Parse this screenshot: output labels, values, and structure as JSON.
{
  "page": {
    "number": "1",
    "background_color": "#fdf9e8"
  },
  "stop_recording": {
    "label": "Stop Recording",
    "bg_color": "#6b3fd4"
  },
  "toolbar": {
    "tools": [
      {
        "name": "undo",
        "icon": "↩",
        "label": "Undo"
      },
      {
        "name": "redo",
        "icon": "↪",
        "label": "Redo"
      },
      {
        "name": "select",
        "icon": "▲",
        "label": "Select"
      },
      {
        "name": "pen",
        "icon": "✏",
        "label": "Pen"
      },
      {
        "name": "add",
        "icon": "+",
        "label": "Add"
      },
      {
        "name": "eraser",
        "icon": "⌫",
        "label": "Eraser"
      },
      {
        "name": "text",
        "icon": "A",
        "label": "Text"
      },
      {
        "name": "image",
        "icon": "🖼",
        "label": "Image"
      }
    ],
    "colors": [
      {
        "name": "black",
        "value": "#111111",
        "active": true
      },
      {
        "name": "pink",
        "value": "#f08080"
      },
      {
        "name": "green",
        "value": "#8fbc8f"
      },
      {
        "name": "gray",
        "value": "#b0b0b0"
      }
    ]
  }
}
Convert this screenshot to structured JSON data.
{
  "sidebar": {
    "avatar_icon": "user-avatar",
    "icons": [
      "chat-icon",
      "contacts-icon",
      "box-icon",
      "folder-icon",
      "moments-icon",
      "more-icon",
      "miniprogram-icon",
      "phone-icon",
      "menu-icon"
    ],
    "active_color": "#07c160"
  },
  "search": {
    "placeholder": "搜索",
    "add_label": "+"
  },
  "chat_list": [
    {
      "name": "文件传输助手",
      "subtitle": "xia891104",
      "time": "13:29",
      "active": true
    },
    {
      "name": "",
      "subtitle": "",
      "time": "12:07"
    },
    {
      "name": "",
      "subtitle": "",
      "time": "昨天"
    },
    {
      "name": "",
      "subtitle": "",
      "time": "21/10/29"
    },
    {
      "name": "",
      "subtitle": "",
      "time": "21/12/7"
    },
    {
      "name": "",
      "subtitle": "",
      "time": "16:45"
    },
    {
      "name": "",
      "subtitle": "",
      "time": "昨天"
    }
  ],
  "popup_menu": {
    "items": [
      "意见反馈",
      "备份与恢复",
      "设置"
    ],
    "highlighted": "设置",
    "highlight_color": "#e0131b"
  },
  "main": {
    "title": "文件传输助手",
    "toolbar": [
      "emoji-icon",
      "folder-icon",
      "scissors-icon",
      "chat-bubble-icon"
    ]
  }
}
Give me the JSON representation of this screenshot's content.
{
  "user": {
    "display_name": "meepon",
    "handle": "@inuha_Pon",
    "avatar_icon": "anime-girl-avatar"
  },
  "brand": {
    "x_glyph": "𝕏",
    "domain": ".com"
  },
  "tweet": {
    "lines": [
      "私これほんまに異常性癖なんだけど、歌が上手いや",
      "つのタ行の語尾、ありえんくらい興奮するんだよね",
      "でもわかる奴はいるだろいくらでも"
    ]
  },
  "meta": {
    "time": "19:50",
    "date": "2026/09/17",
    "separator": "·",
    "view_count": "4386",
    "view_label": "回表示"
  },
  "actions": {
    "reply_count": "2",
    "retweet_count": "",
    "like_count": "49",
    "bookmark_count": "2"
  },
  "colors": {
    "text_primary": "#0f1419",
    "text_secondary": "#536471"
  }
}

> **EXERCISE BRIEF**
Looking at the records above, say how many lines hold the string "time". Write nothing but the number.

> **EXERCISE RESPONSE**
8